● **THE REQUEST**: Each record must be reproduced exactly as it is shown.

● **RECORDS FOR PROCESSING**:

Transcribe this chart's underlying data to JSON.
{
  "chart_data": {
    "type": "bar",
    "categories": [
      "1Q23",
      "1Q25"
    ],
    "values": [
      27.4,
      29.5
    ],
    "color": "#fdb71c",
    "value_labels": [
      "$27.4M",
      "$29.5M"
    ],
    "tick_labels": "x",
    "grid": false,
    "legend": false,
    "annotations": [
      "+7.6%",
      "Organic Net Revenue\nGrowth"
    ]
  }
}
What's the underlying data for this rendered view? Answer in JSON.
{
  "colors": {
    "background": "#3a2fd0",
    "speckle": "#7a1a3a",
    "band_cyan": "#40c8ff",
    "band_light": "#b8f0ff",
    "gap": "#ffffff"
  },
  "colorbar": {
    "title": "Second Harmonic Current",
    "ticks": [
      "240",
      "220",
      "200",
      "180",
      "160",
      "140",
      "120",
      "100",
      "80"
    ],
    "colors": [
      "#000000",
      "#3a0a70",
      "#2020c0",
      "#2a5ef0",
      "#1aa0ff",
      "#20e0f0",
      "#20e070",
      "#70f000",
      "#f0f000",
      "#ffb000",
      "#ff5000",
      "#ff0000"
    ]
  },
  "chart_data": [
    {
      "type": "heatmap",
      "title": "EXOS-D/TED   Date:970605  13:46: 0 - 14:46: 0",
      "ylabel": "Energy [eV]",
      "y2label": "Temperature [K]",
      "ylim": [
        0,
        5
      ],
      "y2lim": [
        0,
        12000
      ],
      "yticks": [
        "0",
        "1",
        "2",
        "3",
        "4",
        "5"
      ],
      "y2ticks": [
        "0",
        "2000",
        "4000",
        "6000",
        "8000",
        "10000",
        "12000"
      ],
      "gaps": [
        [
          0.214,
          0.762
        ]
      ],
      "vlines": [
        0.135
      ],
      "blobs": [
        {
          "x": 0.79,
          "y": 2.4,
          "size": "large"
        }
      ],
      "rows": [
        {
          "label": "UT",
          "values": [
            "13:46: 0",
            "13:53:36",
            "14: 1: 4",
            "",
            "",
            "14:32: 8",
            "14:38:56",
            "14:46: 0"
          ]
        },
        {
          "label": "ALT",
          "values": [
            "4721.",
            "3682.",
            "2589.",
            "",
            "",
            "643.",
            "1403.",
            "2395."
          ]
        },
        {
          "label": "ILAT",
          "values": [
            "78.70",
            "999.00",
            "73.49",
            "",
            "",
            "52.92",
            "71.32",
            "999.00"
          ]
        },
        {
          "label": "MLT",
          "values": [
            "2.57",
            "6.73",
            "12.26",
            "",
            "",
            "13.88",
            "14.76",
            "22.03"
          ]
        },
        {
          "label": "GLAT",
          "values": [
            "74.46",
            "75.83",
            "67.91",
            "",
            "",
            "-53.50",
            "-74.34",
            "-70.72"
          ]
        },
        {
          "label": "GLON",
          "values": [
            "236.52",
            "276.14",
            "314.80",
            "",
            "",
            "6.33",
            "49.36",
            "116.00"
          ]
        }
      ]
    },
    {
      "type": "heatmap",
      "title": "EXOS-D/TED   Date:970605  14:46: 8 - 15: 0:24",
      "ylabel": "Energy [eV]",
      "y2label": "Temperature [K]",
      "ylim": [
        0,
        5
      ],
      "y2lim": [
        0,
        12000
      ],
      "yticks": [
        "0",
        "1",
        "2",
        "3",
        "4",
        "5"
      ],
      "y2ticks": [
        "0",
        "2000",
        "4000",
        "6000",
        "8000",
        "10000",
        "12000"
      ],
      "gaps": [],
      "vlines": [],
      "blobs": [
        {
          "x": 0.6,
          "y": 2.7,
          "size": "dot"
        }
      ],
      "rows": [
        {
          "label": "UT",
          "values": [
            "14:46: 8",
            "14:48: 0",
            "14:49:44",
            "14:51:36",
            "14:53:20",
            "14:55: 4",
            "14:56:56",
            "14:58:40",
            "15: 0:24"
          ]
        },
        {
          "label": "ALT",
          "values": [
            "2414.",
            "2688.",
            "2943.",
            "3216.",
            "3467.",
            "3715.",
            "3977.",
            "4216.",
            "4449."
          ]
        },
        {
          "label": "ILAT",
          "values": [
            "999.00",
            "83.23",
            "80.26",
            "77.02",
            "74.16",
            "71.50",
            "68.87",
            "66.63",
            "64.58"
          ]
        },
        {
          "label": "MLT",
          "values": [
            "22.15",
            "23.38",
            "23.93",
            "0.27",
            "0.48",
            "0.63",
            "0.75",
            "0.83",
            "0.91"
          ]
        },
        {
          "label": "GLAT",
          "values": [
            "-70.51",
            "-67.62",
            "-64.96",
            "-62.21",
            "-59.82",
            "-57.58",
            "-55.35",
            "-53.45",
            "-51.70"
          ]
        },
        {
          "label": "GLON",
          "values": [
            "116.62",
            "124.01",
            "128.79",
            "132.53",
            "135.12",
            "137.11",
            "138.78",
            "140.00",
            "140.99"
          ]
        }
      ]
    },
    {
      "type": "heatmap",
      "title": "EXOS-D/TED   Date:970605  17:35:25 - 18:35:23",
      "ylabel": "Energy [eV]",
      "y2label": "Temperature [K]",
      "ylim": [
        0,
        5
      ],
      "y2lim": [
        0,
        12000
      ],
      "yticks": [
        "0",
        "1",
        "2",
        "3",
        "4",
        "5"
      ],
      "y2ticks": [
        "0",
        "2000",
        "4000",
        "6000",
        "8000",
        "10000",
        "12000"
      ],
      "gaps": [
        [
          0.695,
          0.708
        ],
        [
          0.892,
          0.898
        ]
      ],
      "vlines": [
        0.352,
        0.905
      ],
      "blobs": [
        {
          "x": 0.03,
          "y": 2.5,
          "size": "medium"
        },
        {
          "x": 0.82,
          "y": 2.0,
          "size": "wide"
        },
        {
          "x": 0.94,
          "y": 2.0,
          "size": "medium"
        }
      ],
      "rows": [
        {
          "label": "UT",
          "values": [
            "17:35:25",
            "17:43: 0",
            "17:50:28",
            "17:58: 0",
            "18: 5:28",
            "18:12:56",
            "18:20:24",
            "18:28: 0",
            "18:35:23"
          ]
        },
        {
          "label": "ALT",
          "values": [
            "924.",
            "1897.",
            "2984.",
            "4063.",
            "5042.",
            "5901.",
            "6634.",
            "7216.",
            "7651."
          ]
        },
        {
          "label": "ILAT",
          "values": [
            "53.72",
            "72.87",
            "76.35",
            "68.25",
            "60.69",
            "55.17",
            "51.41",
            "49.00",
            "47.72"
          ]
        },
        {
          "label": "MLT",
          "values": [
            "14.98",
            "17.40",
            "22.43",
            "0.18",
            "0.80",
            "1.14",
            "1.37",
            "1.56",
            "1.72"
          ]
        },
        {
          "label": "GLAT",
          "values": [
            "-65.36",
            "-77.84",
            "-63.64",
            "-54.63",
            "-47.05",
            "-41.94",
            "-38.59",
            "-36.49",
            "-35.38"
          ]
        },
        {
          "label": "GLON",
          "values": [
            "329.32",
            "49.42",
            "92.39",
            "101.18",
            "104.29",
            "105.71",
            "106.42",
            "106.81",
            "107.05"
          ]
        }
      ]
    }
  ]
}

● **SOLUTION FOR THIS EXERCISE**:
Transcribe this chart's underlying data to JSON.
{
  "chart_data": {
    "type": "bar",
    "categories": [
      "1Q23",
      "1Q25"
    ],
    "values": [
      27.4,
      29.5
    ],
    "color": "#fdb71c",
    "value_labels": [
      "$27.4M",
      "$29.5M"
    ],
    "tick_labels": "x",
    "grid": false,
    "legend": false,
    "annotations": [
      "+7.6%",
      "Organic Net Revenue\nGrowth"
    ]
  }
}
What's the underlying data for this rendered view? Answer in JSON.
{
  "colors": {
    "background": "#3a2fd0",
    "speckle": "#7a1a3a",
    "band_cyan": "#40c8ff",
    "band_light": "#b8f0ff",
    "gap": "#ffffff"
  },
  "colorbar": {
    "title": "Second Harmonic Current",
    "ticks": [
      "240",
      "220",
      "200",
      "180",
      "160",
      "140",
      "120",
      "100",
      "80"
    ],
    "colors": [
      "#000000",
      "#3a0a70",
      "#2020c0",
      "#2a5ef0",
      "#1aa0ff",
      "#20e0f0",
      "#20e070",
      "#70f000",
      "#f0f000",
      "#ffb000",
      "#ff5000",
      "#ff0000"
    ]
  },
  "chart_data": [
    {
      "type": "heatmap",
      "title": "EXOS-D/TED   Date:970605  13:46: 0 - 14:46: 0",
      "ylabel": "Energy [eV]",
      "y2label": "Temperature [K]",
      "ylim": [
        0,
        5
      ],
      "y2lim": [
        0,
        12000
      ],
      "yticks": [
        "0",
        "1",
        "2",
        "3",
        "4",
        "5"
      ],
      "y2ticks": [
        "0",
        "2000",
        "4000",
        "6000",
        "8000",
        "10000",
        "12000"
      ],
      "gaps": [
        [
          0.214,
          0.762
        ]
      ],
      "vlines": [
        0.135
      ],
      "blobs": [
        {
          "x": 0.79,
          "y": 2.4,
          "size": "large"
        }
      ],
      "rows": [
        {
          "label": "UT",
          "values": [
            "13:46: 0",
            "13:53:36",
            "14: 1: 4",
            "",
            "",
            "14:32: 8",
            "14:38:56",
            "14:46: 0"
          ]
        },
        {
          "label": "ALT",
          "values": [
            "4721.",
            "3682.",
            "2589.",
            "",
            "",
            "643.",
            "1403.",
            "2395."
          ]
        },
        {
          "label": "ILAT",
          "values": [
            "78.70",
            "999.00",
            "73.49",
            "",
            "",
            "52.92",
            "71.32",
            "999.00"
          ]
        },
        {
          "label": "MLT",
          "values": [
            "2.57",
            "6.73",
            "12.26",
            "",
            "",
            "13.88",
            "14.76",
            "22.03"
          ]
        },
        {
          "label": "GLAT",
          "values": [
            "74.46",
            "75.83",
            "67.91",
            "",
            "",
            "-53.50",
            "-74.34",
            "-70.72"
          ]
        },
        {
          "label": "GLON",
          "values": [
            "236.52",
            "276.14",
            "314.80",
            "",
            "",
            "6.33",
            "49.36",
            "116.00"
          ]
        }
      ]
    },
    {
      "type": "heatmap",
      "title": "EXOS-D/TED   Date:970605  14:46: 8 - 15: 0:24",
      "ylabel": "Energy [eV]",
      "y2label": "Temperature [K]",
      "ylim": [
        0,
        5
      ],
      "y2lim": [
        0,
        12000
      ],
      "yticks": [
        "0",
        "1",
        "2",
        "3",
        "4",
        "5"
      ],
      "y2ticks": [
        "0",
        "2000",
        "4000",
        "6000",
        "8000",
        "10000",
        "12000"
      ],
      "gaps": [],
      "vlines": [],
      "blobs": [
        {
          "x": 0.6,
          "y": 2.7,
          "size": "dot"
        }
      ],
      "rows": [
        {
          "label": "UT",
          "values": [
            "14:46: 8",
            "14:48: 0",
            "14:49:44",
            "14:51:36",
            "14:53:20",
            "14:55: 4",
            "14:56:56",
            "14:58:40",
            "15: 0:24"
          ]
        },
        {
          "label": "ALT",
          "values": [
            "2414.",
            "2688.",
            "2943.",
            "3216.",
            "3467.",
            "3715.",
            "3977.",
            "4216.",
            "4449."
          ]
        },
        {
          "label": "ILAT",
          "values": [
            "999.00",
            "83.23",
            "80.26",
            "77.02",
            "74.16",
            "71.50",
            "68.87",
            "66.63",
            "64.58"
          ]
        },
        {
          "label": "MLT",
          "values": [
            "22.15",
            "23.38",
            "23.93",
            "0.27",
            "0.48",
            "0.63",
            "0.75",
            "0.83",
            "0.91"
          ]
        },
        {
          "label": "GLAT",
          "values": [
            "-70.51",
            "-67.62",
            "-64.96",
            "-62.21",
            "-59.82",
            "-57.58",
            "-55.35",
            "-53.45",
            "-51.70"
          ]
        },
        {
          "label": "GLON",
          "values": [
            "116.62",
            "124.01",
            "128.79",
            "132.53",
            "135.12",
            "137.11",
            "138.78",
            "140.00",
            "140.99"
          ]
        }
      ]
    },
    {
      "type": "heatmap",
      "title": "EXOS-D/TED   Date:970605  17:35:25 - 18:35:23",
      "ylabel": "Energy [eV]",
      "y2label": "Temperature [K]",
      "ylim": [
        0,
        5
      ],
      "y2lim": [
        0,
        12000
      ],
      "yticks": [
        "0",
        "1",
        "2",
        "3",
        "4",
        "5"
      ],
      "y2ticks": [
        "0",
        "2000",
        "4000",
        "6000",
        "8000",
        "10000",
        "12000"
      ],
      "gaps": [
        [
          0.695,
          0.708
        ],
        [
          0.892,
          0.898
        ]
      ],
      "vlines": [
        0.352,
        0.905
      ],
      "blobs": [
        {
          "x": 0.03,
          "y": 2.5,
          "size": "medium"
        },
        {
          "x": 0.82,
          "y": 2.0,
          "size": "wide"
        },
        {
          "x": 0.94,
          "y": 2.0,
          "size": "medium"
        }
      ],
      "rows": [
        {
          "label": "UT",
          "values": [
            "17:35:25",
            "17:43: 0",
            "17:50:28",
            "17:58: 0",
            "18: 5:28",
            "18:12:56",
            "18:20:24",
            "18:28: 0",
            "18:35:23"
          ]
        },
        {
          "label": "ALT",
          "values": [
            "924.",
            "1897.",
            "2984.",
            "4063.",
            "5042.",
            "5901.",
            "6634.",
            "7216.",
            "7651."
          ]
        },
        {
          "label": "ILAT",
          "values": [
            "53.72",
            "72.87",
            "76.35",
            "68.25",
            "60.69",
            "55.17",
            "51.41",
            "49.00",
            "47.72"
          ]
        },
        {
          "label": "MLT",
          "values": [
            "14.98",
            "17.40",
            "22.43",
            "0.18",
            "0.80",
            "1.14",
            "1.37",
            "1.56",
            "1.72"
          ]
        },
        {
          "label": "GLAT",
          "values": [
            "-65.36",
            "-77.84",
            "-63.64",
            "-54.63",
            "-47.05",
            "-41.94",
            "-38.59",
            "-36.49",
            "-35.38"
          ]
        },
        {
          "label": "GLON",
          "values": [
            "329.32",
            "49.42",
            "92.39",
            "101.18",
            "104.29",
            "105.71",
            "106.42",
            "106.81",
            "107.05"
          ]
        }
      ]
    }
  ]
}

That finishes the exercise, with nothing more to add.